#### Data shown ####

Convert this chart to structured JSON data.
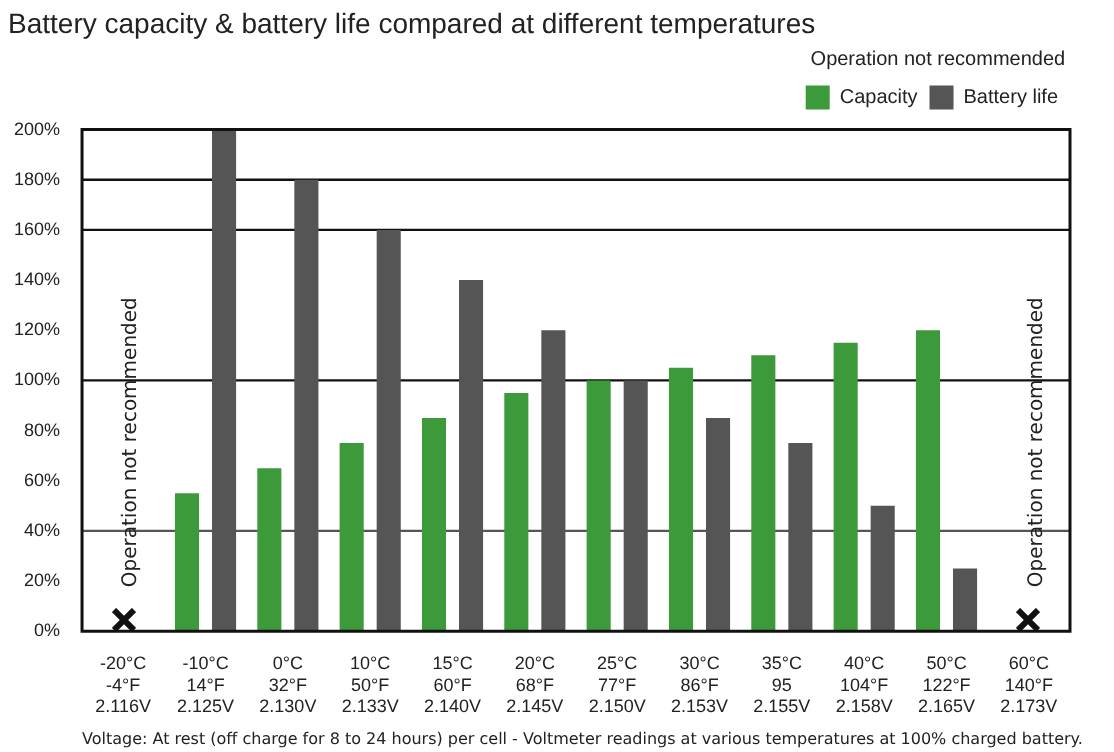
{
  "chart_data": {
    "type": "bar",
    "title": "Battery capacity & battery life compared at different temperatures",
    "categories": [
      "-20°C\n-4°F\n2.116V",
      "-10°C\n14°F\n2.125V",
      "0°C\n32°F\n2.130V",
      "10°C\n50°F\n2.133V",
      "15°C\n60°F\n2.140V",
      "20°C\n68°F\n2.145V",
      "25°C\n77°F\n2.150V",
      "30°C\n86°F\n2.153V",
      "35°C\n95\n2.155V",
      "40°C\n104°F\n2.158V",
      "50°C\n122°F\n2.165V",
      "60°C\n140°F\n2.173V"
    ],
    "series": [
      {
        "name": "Capacity",
        "color": "#3d9a3a",
        "values": [
          null,
          55,
          65,
          75,
          85,
          95,
          100,
          105,
          110,
          115,
          120,
          null
        ]
      },
      {
        "name": "Battery life",
        "color": "#555555",
        "values": [
          null,
          200,
          180,
          160,
          140,
          120,
          100,
          85,
          75,
          50,
          25,
          null
        ]
      }
    ],
    "ylim": [
      0,
      200
    ],
    "yticks": [
      {
        "value": 0,
        "label": "0%"
      },
      {
        "value": 20,
        "label": "20%"
      },
      {
        "value": 40,
        "label": "40%"
      },
      {
        "value": 60,
        "label": "60%"
      },
      {
        "value": 80,
        "label": "80%"
      },
      {
        "value": 100,
        "label": "100%"
      },
      {
        "value": 120,
        "label": "120%"
      },
      {
        "value": 140,
        "label": "140%"
      },
      {
        "value": 160,
        "label": "160%"
      },
      {
        "value": 180,
        "label": "180%"
      },
      {
        "value": 200,
        "label": "200%"
      }
    ],
    "ref_lines": [
      {
        "axis": "y",
        "value": 40,
        "color": "#555555"
      },
      {
        "axis": "y",
        "value": 100,
        "color": "#111111"
      },
      {
        "axis": "y",
        "value": 160,
        "color": "#111111"
      },
      {
        "axis": "y",
        "value": 180,
        "color": "#111111"
      }
    ],
    "legend": "top right",
    "legend_title": "Operation not recommended",
    "grid": false,
    "annotations": [
      "Operation not recommended",
      "Operation not recommended",
      "Voltage: At rest (off charge for 8 to 24 hours) per cell - Voltmeter readings at various temperatures at 100% charged battery."
    ]
  }
}
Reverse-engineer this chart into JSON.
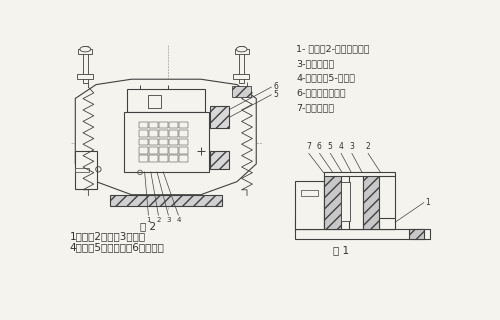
{
  "bg_color": "#f4f3ee",
  "line_color": "#404040",
  "text_color": "#303030",
  "right_labels": [
    "1- 机座；2-机电磁铁芯；",
    "3-共振弹簧；",
    "4-振动体；5-线圈；",
    "6-硬橡胶冲击块；",
    "7-调整螺栓；"
  ],
  "bottom_label1": "1、铁芯2、衔铁3、线圈",
  "bottom_label2": "4、机座5、共振弹簧6、振动体",
  "fig2_caption": "图 2",
  "fig1_caption": "图 1"
}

####

§ What is asked
Copy each line of the data above that holds "JSON".

§ Finished exercise
Convert this chart to structured JSON data.
Reverse-engineer this chart into JSON.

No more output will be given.